Exercise directions »
Every entry below must be repeated exactly; skip the pictures.

Recorded data:
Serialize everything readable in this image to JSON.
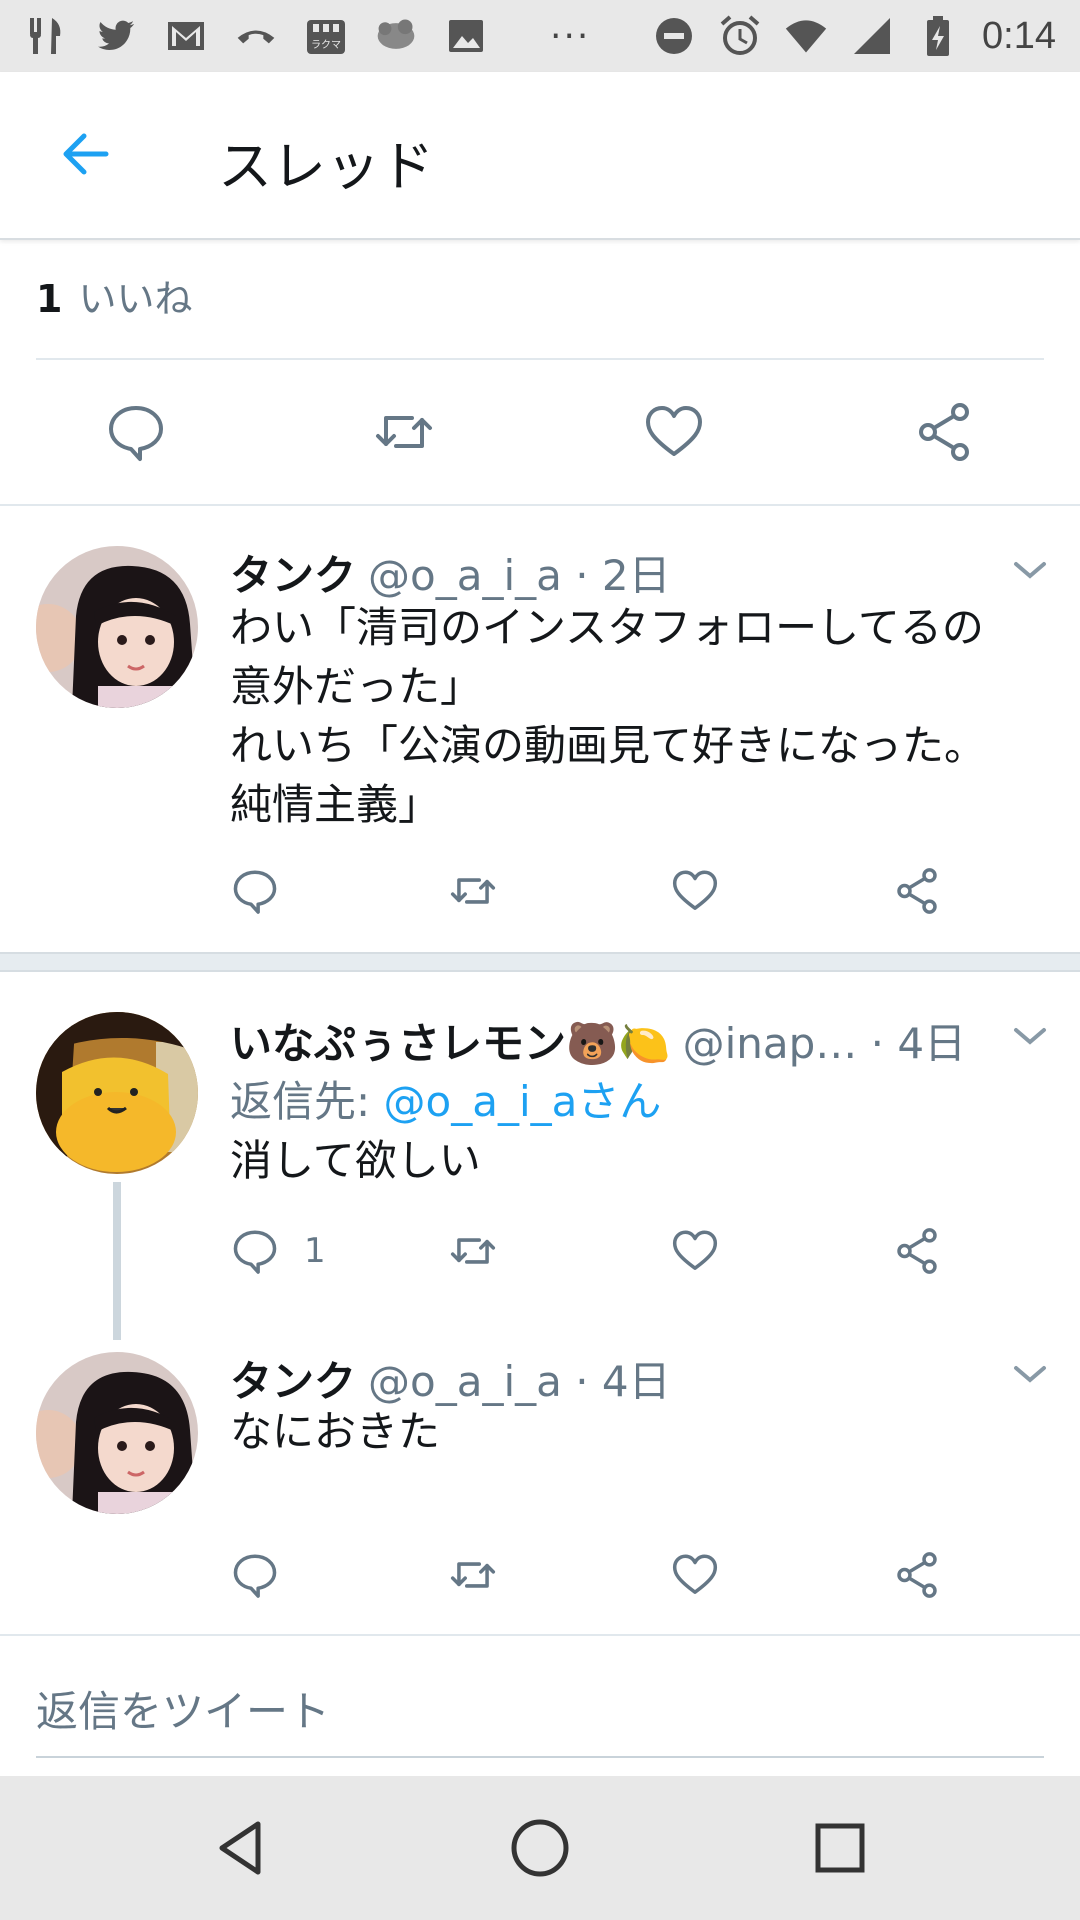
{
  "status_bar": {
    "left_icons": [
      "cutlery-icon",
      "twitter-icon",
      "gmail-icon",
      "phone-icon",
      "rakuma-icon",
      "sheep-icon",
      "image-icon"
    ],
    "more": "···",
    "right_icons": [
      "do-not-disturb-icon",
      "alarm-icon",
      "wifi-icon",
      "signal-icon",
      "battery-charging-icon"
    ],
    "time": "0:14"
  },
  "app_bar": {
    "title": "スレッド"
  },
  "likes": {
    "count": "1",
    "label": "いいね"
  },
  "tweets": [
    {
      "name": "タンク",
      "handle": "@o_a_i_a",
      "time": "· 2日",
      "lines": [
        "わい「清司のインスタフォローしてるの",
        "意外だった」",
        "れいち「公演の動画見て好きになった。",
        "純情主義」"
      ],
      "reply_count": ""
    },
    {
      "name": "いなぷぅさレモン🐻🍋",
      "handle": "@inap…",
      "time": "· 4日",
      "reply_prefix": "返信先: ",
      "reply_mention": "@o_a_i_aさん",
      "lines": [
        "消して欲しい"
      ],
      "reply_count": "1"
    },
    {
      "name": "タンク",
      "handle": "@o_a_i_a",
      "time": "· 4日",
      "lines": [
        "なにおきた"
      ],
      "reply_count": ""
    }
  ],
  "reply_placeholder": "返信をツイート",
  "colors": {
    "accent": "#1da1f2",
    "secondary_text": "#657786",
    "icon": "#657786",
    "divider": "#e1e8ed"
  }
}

The result »
Serialize everything readable in this image to JSON.
{
  "status_bar": {
    "left_icons": [
      "cutlery-icon",
      "twitter-icon",
      "gmail-icon",
      "phone-icon",
      "rakuma-icon",
      "sheep-icon",
      "image-icon"
    ],
    "more": "···",
    "right_icons": [
      "do-not-disturb-icon",
      "alarm-icon",
      "wifi-icon",
      "signal-icon",
      "battery-charging-icon"
    ],
    "time": "0:14"
  },
  "app_bar": {
    "title": "スレッド"
  },
  "likes": {
    "count": "1",
    "label": "いいね"
  },
  "tweets": [
    {
      "name": "タンク",
      "handle": "@o_a_i_a",
      "time": "· 2日",
      "lines": [
        "わい「清司のインスタフォローしてるの",
        "意外だった」",
        "れいち「公演の動画見て好きになった。",
        "純情主義」"
      ],
      "reply_count": ""
    },
    {
      "name": "いなぷぅさレモン🐻🍋",
      "handle": "@inap…",
      "time": "· 4日",
      "reply_prefix": "返信先: ",
      "reply_mention": "@o_a_i_aさん",
      "lines": [
        "消して欲しい"
      ],
      "reply_count": "1"
    },
    {
      "name": "タンク",
      "handle": "@o_a_i_a",
      "time": "· 4日",
      "lines": [
        "なにおきた"
      ],
      "reply_count": ""
    }
  ],
  "reply_placeholder": "返信をツイート",
  "colors": {
    "accent": "#1da1f2",
    "secondary_text": "#657786",
    "icon": "#657786",
    "divider": "#e1e8ed"
  }
}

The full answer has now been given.